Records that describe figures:
>> START

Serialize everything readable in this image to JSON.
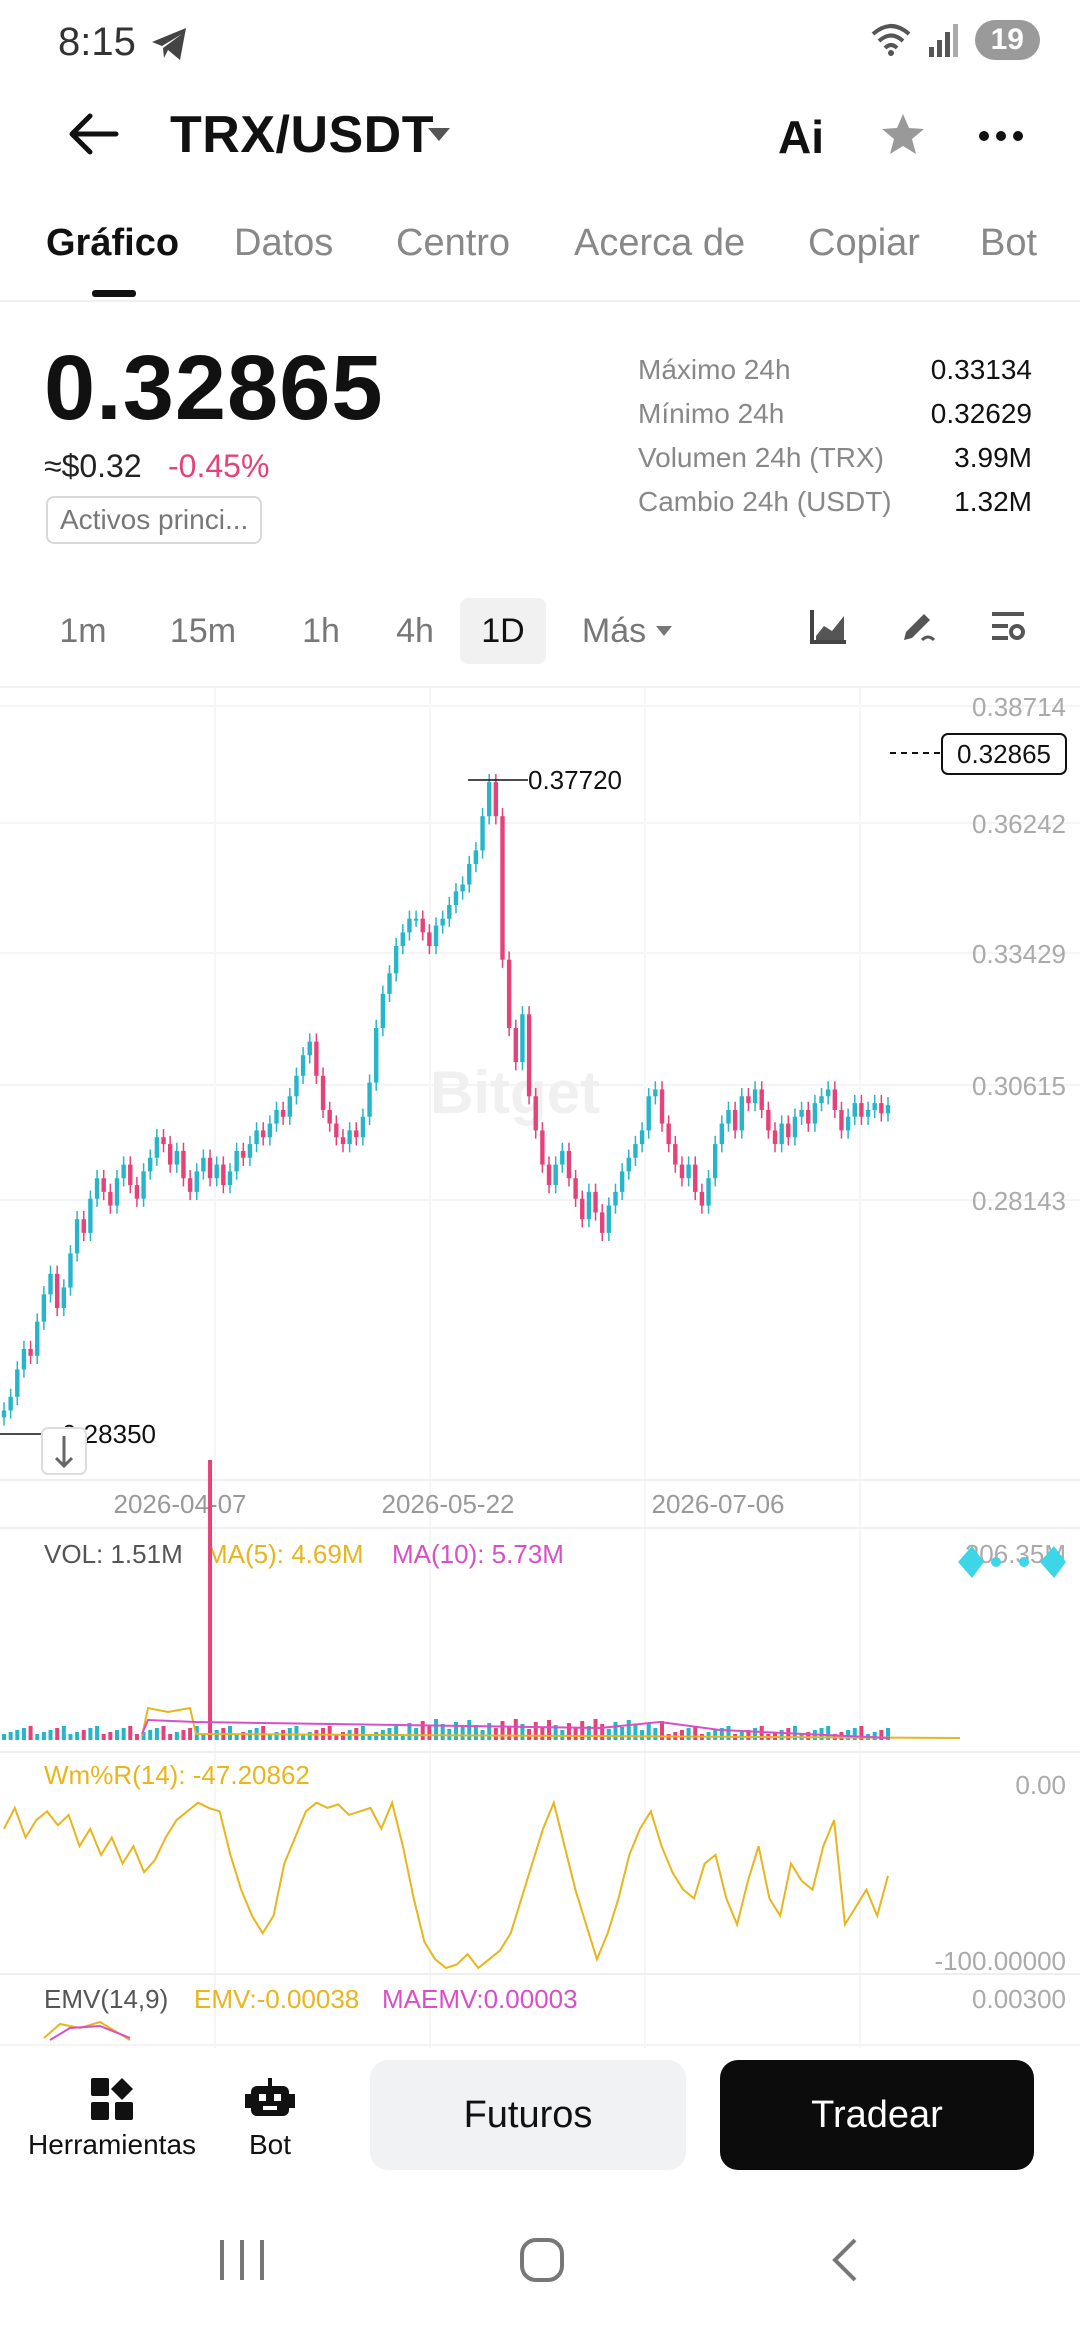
{
  "status_bar": {
    "time": "8:15",
    "battery": "19"
  },
  "header": {
    "pair": "TRX/USDT",
    "ai_label": "Ai"
  },
  "tabs": [
    {
      "label": "Gráfico",
      "active": true
    },
    {
      "label": "Datos",
      "active": false
    },
    {
      "label": "Centro",
      "active": false
    },
    {
      "label": "Acerca de",
      "active": false
    },
    {
      "label": "Copiar",
      "active": false
    },
    {
      "label": "Bot",
      "active": false
    }
  ],
  "price": {
    "last": "0.32865",
    "usd": "≈$0.32",
    "change": "-0.45%",
    "tag": "Activos princi..."
  },
  "stats": [
    {
      "label": "Máximo 24h",
      "value": "0.33134"
    },
    {
      "label": "Mínimo 24h",
      "value": "0.32629"
    },
    {
      "label": "Volumen 24h (TRX)",
      "value": "3.99M"
    },
    {
      "label": "Cambio 24h (USDT)",
      "value": "1.32M"
    }
  ],
  "intervals": {
    "items": [
      "1m",
      "15m",
      "1h",
      "4h",
      "1D"
    ],
    "active": "1D",
    "more_label": "Más"
  },
  "watermark": "Bitget",
  "chart_data": [
    {
      "type": "candlestick",
      "ylim": [
        0.28143,
        0.38714
      ],
      "y_ticks": [
        "0.38714",
        "0.36242",
        "0.33429",
        "0.30615",
        "0.28143"
      ],
      "x_ticks": [
        "2026-04-07",
        "2026-05-22",
        "2026-07-06"
      ],
      "max_label": "0.37720",
      "min_label": "0.28350",
      "last_label": "0.32865",
      "closes": [
        0.284,
        0.286,
        0.29,
        0.293,
        0.292,
        0.297,
        0.301,
        0.304,
        0.299,
        0.302,
        0.307,
        0.312,
        0.31,
        0.315,
        0.318,
        0.316,
        0.314,
        0.318,
        0.32,
        0.317,
        0.315,
        0.319,
        0.321,
        0.324,
        0.323,
        0.32,
        0.322,
        0.318,
        0.316,
        0.319,
        0.321,
        0.318,
        0.32,
        0.317,
        0.319,
        0.322,
        0.321,
        0.323,
        0.325,
        0.324,
        0.326,
        0.328,
        0.327,
        0.33,
        0.333,
        0.336,
        0.338,
        0.333,
        0.328,
        0.326,
        0.324,
        0.323,
        0.325,
        0.324,
        0.327,
        0.332,
        0.34,
        0.345,
        0.348,
        0.352,
        0.354,
        0.356,
        0.356,
        0.354,
        0.352,
        0.355,
        0.356,
        0.358,
        0.36,
        0.361,
        0.364,
        0.366,
        0.371,
        0.376,
        0.371,
        0.35,
        0.34,
        0.335,
        0.342,
        0.33,
        0.325,
        0.32,
        0.317,
        0.32,
        0.322,
        0.318,
        0.315,
        0.312,
        0.316,
        0.313,
        0.31,
        0.314,
        0.316,
        0.319,
        0.321,
        0.323,
        0.325,
        0.33,
        0.331,
        0.326,
        0.323,
        0.32,
        0.318,
        0.32,
        0.316,
        0.314,
        0.318,
        0.323,
        0.326,
        0.328,
        0.325,
        0.33,
        0.329,
        0.331,
        0.328,
        0.325,
        0.323,
        0.326,
        0.324,
        0.327,
        0.328,
        0.326,
        0.329,
        0.33,
        0.331,
        0.328,
        0.325,
        0.327,
        0.329,
        0.327,
        0.328,
        0.329,
        0.3275,
        0.3287
      ]
    },
    {
      "type": "bar",
      "title": "VOL",
      "legend": {
        "vol": "VOL: 1.51M",
        "ma5": "MA(5): 4.69M",
        "ma10": "MA(10): 5.73M"
      },
      "y_tick": "206.35M"
    },
    {
      "type": "line",
      "title": "Wm%R(14)",
      "legend": "Wm%R(14): -47.20862",
      "ylim": [
        -100,
        0
      ],
      "y_ticks": [
        "0.00",
        "-100.00000"
      ],
      "values": [
        -20,
        -8,
        -25,
        -15,
        -10,
        -18,
        -12,
        -30,
        -20,
        -35,
        -25,
        -40,
        -30,
        -45,
        -38,
        -25,
        -15,
        -10,
        -5,
        -8,
        -10,
        -35,
        -55,
        -70,
        -80,
        -70,
        -40,
        -25,
        -10,
        -5,
        -8,
        -6,
        -12,
        -10,
        -8,
        -20,
        -5,
        -30,
        -60,
        -85,
        -95,
        -100,
        -98,
        -92,
        -100,
        -95,
        -90,
        -80,
        -60,
        -40,
        -20,
        -5,
        -30,
        -55,
        -75,
        -95,
        -80,
        -60,
        -35,
        -20,
        -10,
        -30,
        -45,
        -55,
        -60,
        -40,
        -35,
        -60,
        -75,
        -50,
        -30,
        -60,
        -70,
        -40,
        -50,
        -55,
        -30,
        -15,
        -75,
        -65,
        -55,
        -70,
        -47
      ]
    },
    {
      "type": "line",
      "title": "EMV(14,9)",
      "legend": {
        "name": "EMV(14,9)",
        "emv": "EMV:-0.00038",
        "maemv": "MAEMV:0.00003"
      },
      "y_ticks": [
        "0.00300"
      ]
    }
  ],
  "bottom_bar": {
    "tools_label": "Herramientas",
    "bot_label": "Bot",
    "futures_label": "Futuros",
    "trade_label": "Tradear"
  },
  "colors": {
    "up": "#26b5c9",
    "down": "#e5427a",
    "ma5": "#e8b51c",
    "ma10": "#d94fc7",
    "text_muted": "#888888"
  }
}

>> END

# TASK BRIEF:
Each line that has the word "type" should be copied.

# EXERCISE OUTPUT:
      "type": "candlestick",
      "type": "bar",
      "type": "line",
      "type": "line",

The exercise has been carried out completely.